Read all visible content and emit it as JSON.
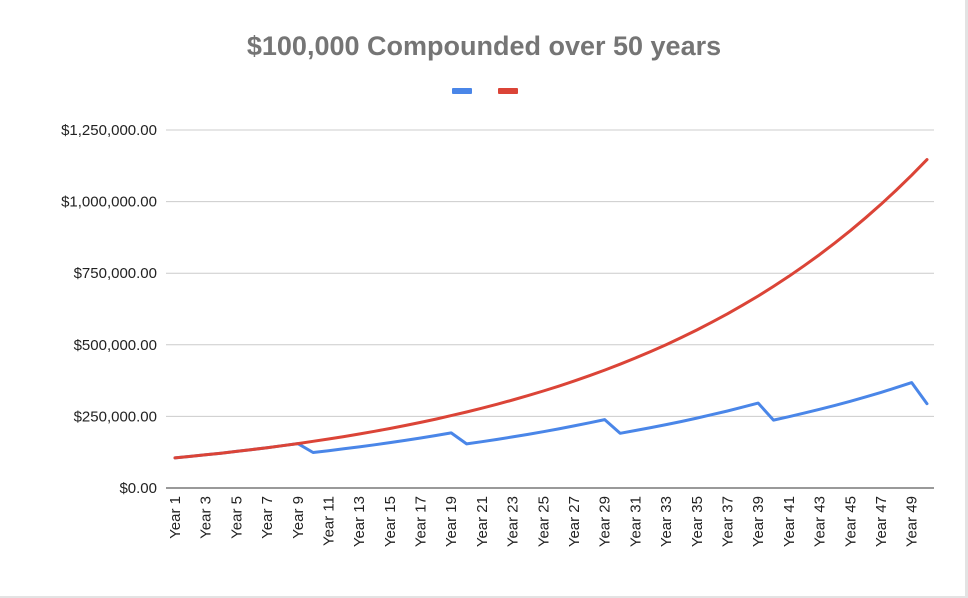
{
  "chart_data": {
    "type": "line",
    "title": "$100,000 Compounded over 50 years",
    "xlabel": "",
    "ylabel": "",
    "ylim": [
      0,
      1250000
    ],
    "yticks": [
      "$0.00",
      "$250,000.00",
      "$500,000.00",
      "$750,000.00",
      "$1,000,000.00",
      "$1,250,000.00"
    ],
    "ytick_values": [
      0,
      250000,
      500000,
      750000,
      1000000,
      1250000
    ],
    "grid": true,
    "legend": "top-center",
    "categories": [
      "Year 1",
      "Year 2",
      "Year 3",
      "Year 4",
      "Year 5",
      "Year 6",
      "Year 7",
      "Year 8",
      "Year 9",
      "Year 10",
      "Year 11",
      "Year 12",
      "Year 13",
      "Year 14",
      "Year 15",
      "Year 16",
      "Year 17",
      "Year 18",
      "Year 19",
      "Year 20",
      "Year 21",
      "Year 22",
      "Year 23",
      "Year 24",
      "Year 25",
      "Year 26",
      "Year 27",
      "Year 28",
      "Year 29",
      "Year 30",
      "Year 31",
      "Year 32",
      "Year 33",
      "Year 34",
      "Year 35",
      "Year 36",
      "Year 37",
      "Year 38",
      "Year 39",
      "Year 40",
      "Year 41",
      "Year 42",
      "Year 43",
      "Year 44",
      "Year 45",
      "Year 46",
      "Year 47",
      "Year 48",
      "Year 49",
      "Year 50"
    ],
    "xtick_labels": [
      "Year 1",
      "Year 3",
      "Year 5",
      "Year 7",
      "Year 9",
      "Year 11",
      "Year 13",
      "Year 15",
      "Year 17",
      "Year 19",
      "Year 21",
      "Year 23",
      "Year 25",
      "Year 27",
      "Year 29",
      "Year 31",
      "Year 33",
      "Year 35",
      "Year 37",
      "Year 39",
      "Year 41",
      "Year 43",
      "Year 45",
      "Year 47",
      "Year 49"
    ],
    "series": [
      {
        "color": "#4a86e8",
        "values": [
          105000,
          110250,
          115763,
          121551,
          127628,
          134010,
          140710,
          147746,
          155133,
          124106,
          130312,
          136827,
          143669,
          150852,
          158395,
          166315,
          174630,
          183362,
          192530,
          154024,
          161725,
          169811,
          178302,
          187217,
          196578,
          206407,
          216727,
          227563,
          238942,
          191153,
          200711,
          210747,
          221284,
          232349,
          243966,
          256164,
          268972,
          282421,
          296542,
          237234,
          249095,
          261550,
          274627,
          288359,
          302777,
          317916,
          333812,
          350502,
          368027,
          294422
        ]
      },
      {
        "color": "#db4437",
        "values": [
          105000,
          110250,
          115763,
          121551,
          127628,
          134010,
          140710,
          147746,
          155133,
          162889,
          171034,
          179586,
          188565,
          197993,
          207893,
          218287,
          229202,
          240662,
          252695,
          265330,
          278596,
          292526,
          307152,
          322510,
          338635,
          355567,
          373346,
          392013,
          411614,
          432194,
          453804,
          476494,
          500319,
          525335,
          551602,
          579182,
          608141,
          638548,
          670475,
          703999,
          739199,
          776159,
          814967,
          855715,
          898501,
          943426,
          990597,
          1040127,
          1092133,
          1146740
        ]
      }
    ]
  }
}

* * * * *

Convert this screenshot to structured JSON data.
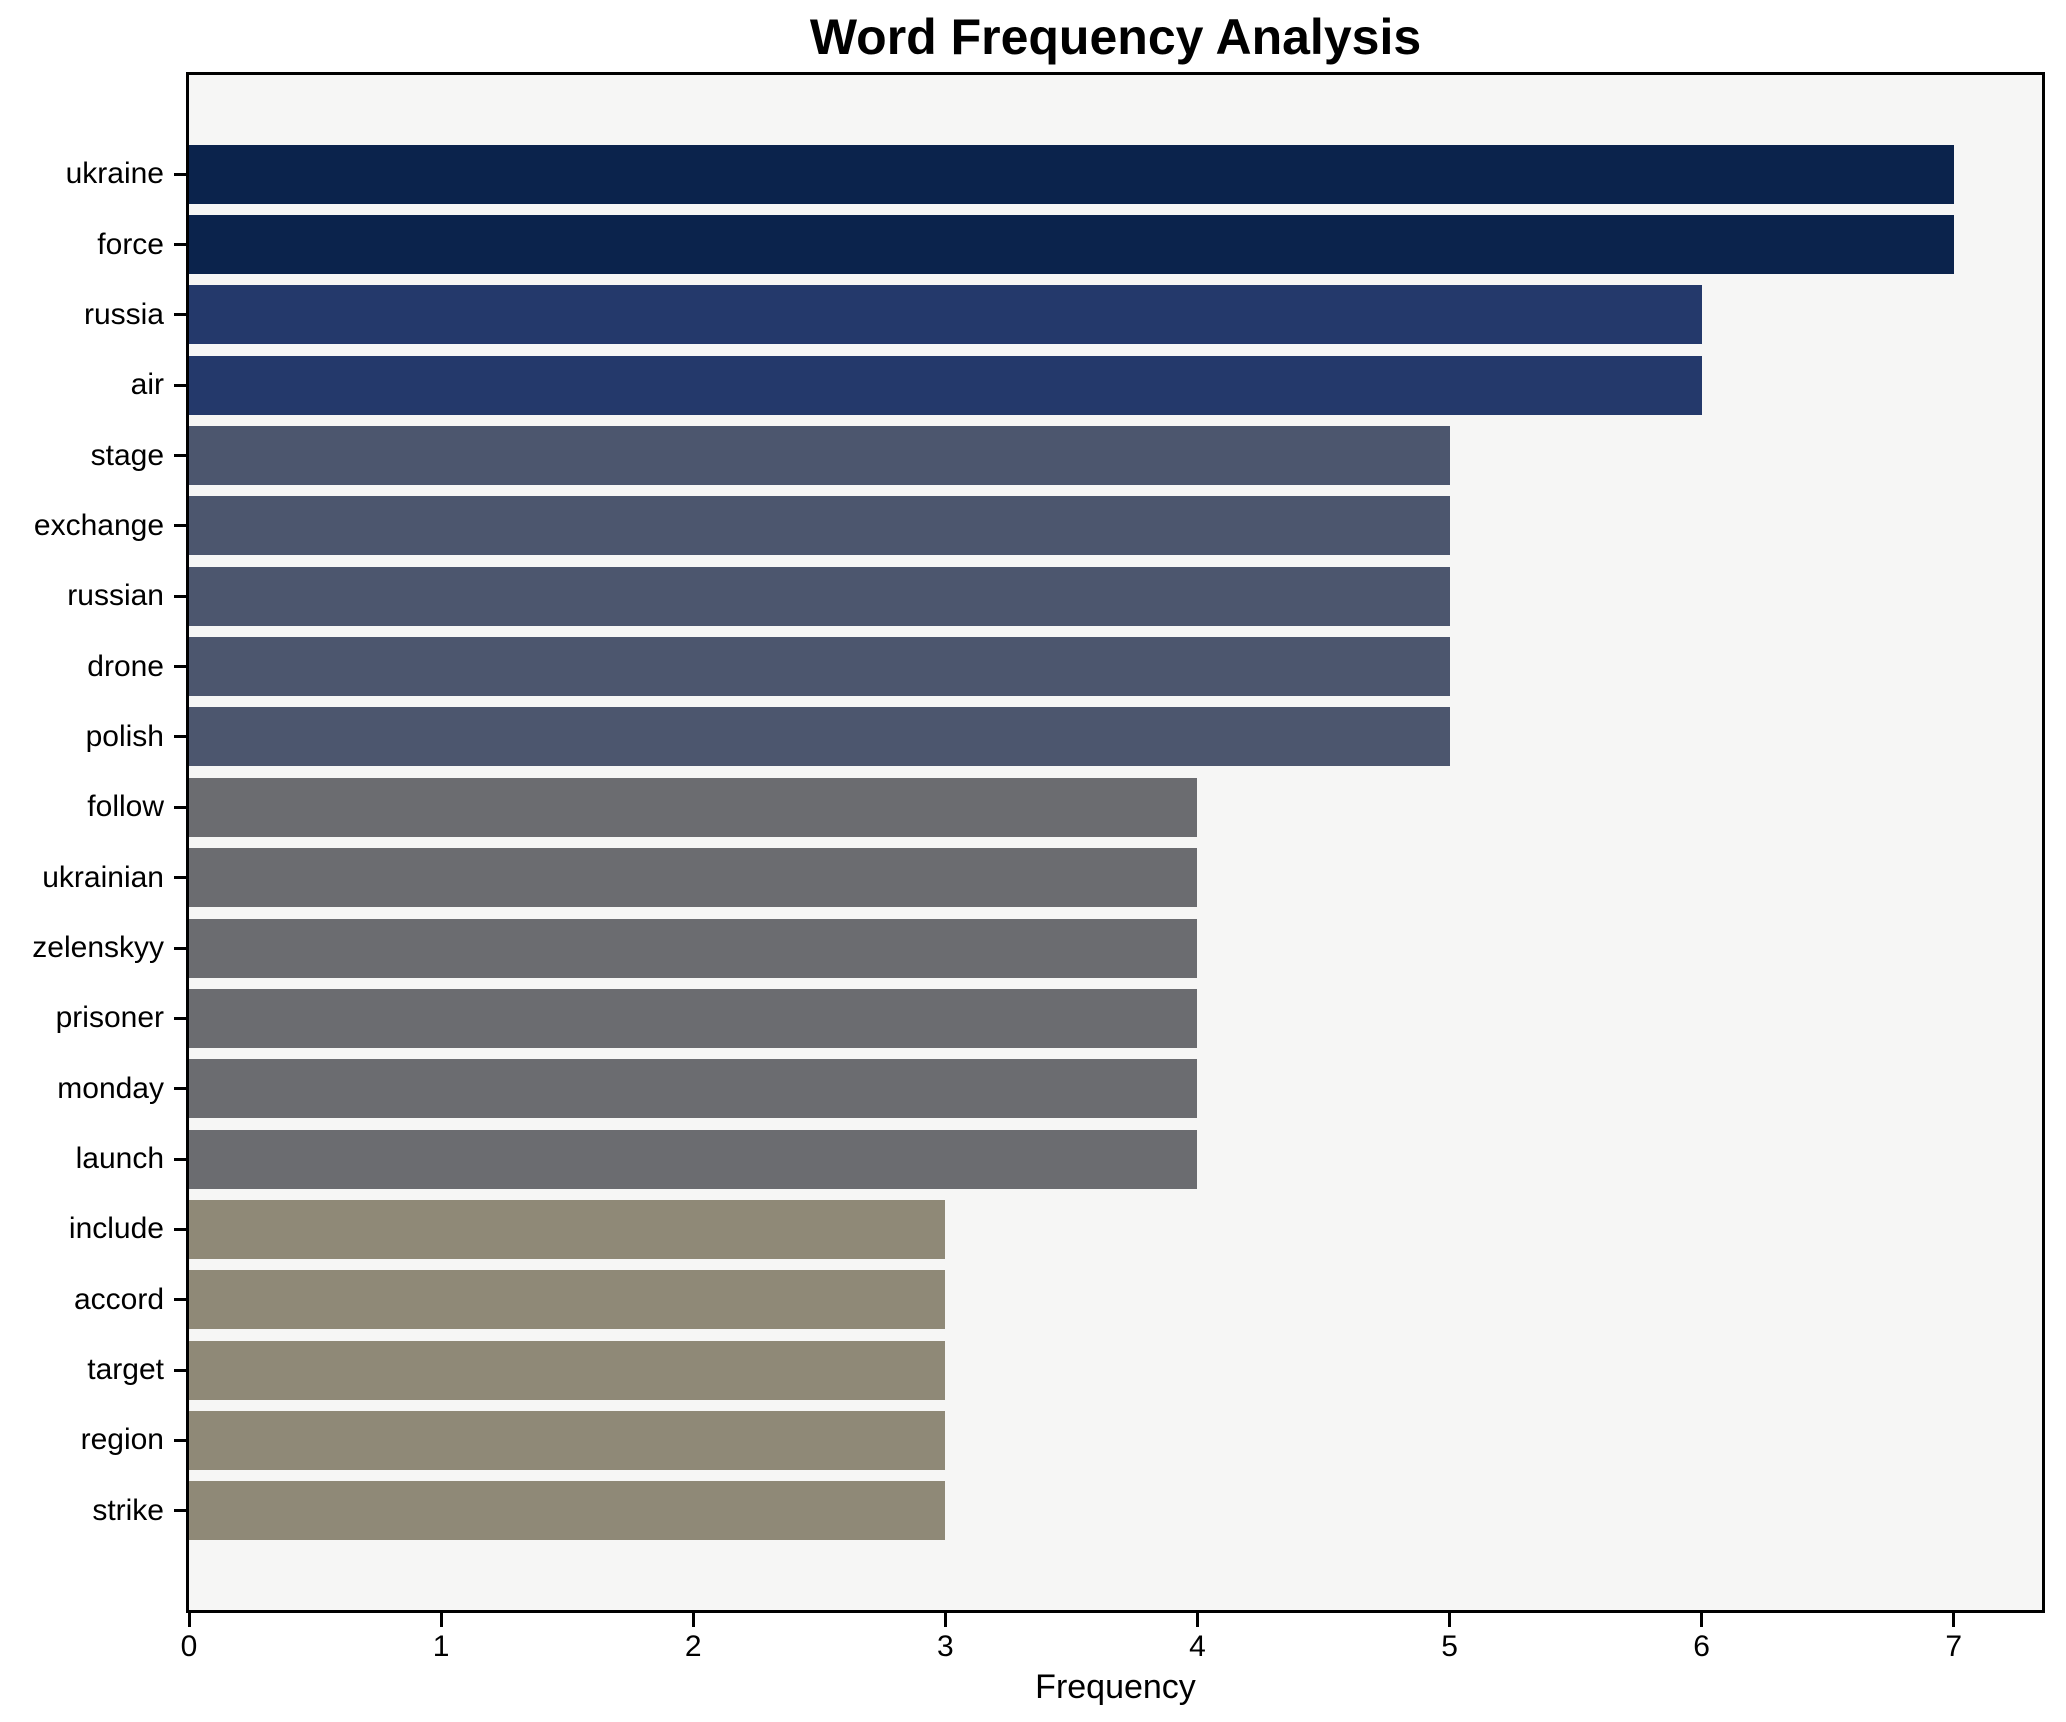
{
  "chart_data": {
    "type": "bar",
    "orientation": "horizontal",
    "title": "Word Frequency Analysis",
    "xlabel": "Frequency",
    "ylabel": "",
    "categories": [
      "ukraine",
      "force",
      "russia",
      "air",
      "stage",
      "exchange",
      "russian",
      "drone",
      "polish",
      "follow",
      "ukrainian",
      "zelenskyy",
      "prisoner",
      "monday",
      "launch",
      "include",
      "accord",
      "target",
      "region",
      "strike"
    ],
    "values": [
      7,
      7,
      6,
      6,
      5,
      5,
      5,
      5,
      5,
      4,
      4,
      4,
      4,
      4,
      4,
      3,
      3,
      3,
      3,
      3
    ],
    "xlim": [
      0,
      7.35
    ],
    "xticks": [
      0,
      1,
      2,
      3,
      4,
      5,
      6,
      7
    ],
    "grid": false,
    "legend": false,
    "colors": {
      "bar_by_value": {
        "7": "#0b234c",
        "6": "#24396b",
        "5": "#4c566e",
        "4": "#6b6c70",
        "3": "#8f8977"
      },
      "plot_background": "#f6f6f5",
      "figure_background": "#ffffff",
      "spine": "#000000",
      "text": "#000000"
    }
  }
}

* * * * *

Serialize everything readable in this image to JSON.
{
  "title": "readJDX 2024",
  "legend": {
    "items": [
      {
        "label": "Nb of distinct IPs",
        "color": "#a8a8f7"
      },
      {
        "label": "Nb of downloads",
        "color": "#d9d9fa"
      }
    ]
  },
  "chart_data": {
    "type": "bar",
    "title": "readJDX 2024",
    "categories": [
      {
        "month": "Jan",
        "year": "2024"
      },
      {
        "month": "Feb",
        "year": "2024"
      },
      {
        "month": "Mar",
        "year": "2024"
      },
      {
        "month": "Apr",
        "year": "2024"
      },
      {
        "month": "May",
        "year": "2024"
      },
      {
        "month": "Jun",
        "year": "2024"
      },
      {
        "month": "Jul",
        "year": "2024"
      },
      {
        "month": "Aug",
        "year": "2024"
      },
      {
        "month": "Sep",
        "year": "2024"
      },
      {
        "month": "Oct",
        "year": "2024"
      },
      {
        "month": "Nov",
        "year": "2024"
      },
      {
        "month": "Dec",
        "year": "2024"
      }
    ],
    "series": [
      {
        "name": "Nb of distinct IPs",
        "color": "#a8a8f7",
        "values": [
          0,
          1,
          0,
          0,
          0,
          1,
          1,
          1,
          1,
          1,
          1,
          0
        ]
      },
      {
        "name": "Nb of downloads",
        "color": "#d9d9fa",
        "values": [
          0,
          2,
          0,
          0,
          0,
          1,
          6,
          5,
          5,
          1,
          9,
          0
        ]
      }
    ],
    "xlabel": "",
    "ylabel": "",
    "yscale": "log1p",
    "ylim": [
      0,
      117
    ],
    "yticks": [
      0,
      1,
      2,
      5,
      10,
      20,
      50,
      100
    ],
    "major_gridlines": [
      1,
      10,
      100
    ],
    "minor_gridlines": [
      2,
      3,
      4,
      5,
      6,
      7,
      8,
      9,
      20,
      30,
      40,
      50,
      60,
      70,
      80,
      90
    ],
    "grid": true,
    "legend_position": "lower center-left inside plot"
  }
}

* * * * *

TASK STATEMENT:
Show every line where the string "this" appears.

EXERCISE RESPONSE:
Convert this screenshot to structured JSON data.
Serialize everything readable in this image to JSON.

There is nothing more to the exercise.